STATED EXERCISE:
Copy each line below without leaving any out.

DATASET EXTRACT:
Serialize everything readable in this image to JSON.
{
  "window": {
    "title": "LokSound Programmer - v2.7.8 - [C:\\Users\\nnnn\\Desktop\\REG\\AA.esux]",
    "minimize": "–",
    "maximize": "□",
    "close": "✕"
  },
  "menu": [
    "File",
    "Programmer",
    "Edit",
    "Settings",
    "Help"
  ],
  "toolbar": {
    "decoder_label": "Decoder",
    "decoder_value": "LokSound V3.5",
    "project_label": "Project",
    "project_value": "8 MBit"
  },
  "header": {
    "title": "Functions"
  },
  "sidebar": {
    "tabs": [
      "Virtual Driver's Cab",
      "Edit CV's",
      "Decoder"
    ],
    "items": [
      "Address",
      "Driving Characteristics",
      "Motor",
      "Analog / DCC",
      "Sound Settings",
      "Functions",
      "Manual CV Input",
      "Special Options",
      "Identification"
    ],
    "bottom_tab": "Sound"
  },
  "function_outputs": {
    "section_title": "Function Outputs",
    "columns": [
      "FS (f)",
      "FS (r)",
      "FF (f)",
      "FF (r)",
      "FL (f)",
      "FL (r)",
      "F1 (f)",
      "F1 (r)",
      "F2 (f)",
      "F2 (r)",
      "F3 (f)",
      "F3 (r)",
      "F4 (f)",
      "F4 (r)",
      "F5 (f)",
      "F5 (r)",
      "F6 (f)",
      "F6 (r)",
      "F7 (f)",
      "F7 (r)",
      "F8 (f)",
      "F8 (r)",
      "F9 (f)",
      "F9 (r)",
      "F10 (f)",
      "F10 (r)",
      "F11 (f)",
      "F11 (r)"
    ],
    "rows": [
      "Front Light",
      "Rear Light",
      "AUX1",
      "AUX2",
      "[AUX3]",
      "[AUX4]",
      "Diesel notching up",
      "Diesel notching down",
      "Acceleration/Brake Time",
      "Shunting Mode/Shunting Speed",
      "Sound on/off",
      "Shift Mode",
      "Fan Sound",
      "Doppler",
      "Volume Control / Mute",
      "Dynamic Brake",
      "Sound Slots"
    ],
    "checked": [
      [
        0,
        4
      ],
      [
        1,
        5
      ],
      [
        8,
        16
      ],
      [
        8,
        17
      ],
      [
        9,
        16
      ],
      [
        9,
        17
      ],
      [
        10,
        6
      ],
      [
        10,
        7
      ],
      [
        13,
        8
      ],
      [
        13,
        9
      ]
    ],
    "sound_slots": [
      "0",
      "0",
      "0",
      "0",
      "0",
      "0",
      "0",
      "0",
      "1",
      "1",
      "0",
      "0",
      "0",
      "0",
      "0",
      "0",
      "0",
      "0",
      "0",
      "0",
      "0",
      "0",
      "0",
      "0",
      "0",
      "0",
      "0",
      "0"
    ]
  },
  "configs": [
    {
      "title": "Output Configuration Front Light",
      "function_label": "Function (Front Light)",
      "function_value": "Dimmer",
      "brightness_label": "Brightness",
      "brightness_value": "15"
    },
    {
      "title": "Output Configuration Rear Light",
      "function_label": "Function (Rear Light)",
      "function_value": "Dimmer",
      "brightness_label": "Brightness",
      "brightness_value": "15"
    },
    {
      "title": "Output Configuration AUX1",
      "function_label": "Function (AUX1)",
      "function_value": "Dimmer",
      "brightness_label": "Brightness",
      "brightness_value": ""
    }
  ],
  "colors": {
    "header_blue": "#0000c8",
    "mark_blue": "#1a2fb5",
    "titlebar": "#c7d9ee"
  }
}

WRITTEN ANSWER:
Serialize everything readable in this image to JSON.
{
  "window": {
    "title": "LokSound Programmer - v2.7.8 - [C:\\Users\\nnnn\\Desktop\\REG\\AA.esux]",
    "minimize": "–",
    "maximize": "□",
    "close": "✕"
  },
  "menu": [
    "File",
    "Programmer",
    "Edit",
    "Settings",
    "Help"
  ],
  "toolbar": {
    "decoder_label": "Decoder",
    "decoder_value": "LokSound V3.5",
    "project_label": "Project",
    "project_value": "8 MBit"
  },
  "header": {
    "title": "Functions"
  },
  "sidebar": {
    "tabs": [
      "Virtual Driver's Cab",
      "Edit CV's",
      "Decoder"
    ],
    "items": [
      "Address",
      "Driving Characteristics",
      "Motor",
      "Analog / DCC",
      "Sound Settings",
      "Functions",
      "Manual CV Input",
      "Special Options",
      "Identification"
    ],
    "bottom_tab": "Sound"
  },
  "function_outputs": {
    "section_title": "Function Outputs",
    "columns": [
      "FS (f)",
      "FS (r)",
      "FF (f)",
      "FF (r)",
      "FL (f)",
      "FL (r)",
      "F1 (f)",
      "F1 (r)",
      "F2 (f)",
      "F2 (r)",
      "F3 (f)",
      "F3 (r)",
      "F4 (f)",
      "F4 (r)",
      "F5 (f)",
      "F5 (r)",
      "F6 (f)",
      "F6 (r)",
      "F7 (f)",
      "F7 (r)",
      "F8 (f)",
      "F8 (r)",
      "F9 (f)",
      "F9 (r)",
      "F10 (f)",
      "F10 (r)",
      "F11 (f)",
      "F11 (r)"
    ],
    "rows": [
      "Front Light",
      "Rear Light",
      "AUX1",
      "AUX2",
      "[AUX3]",
      "[AUX4]",
      "Diesel notching up",
      "Diesel notching down",
      "Acceleration/Brake Time",
      "Shunting Mode/Shunting Speed",
      "Sound on/off",
      "Shift Mode",
      "Fan Sound",
      "Doppler",
      "Volume Control / Mute",
      "Dynamic Brake",
      "Sound Slots"
    ],
    "checked": [
      [
        0,
        4
      ],
      [
        1,
        5
      ],
      [
        8,
        16
      ],
      [
        8,
        17
      ],
      [
        9,
        16
      ],
      [
        9,
        17
      ],
      [
        10,
        6
      ],
      [
        10,
        7
      ],
      [
        13,
        8
      ],
      [
        13,
        9
      ]
    ],
    "sound_slots": [
      "0",
      "0",
      "0",
      "0",
      "0",
      "0",
      "0",
      "0",
      "1",
      "1",
      "0",
      "0",
      "0",
      "0",
      "0",
      "0",
      "0",
      "0",
      "0",
      "0",
      "0",
      "0",
      "0",
      "0",
      "0",
      "0",
      "0",
      "0"
    ]
  },
  "configs": [
    {
      "title": "Output Configuration Front Light",
      "function_label": "Function (Front Light)",
      "function_value": "Dimmer",
      "brightness_label": "Brightness",
      "brightness_value": "15"
    },
    {
      "title": "Output Configuration Rear Light",
      "function_label": "Function (Rear Light)",
      "function_value": "Dimmer",
      "brightness_label": "Brightness",
      "brightness_value": "15"
    },
    {
      "title": "Output Configuration AUX1",
      "function_label": "Function (AUX1)",
      "function_value": "Dimmer",
      "brightness_label": "Brightness",
      "brightness_value": ""
    }
  ],
  "colors": {
    "header_blue": "#0000c8",
    "mark_blue": "#1a2fb5",
    "titlebar": "#c7d9ee"
  }
}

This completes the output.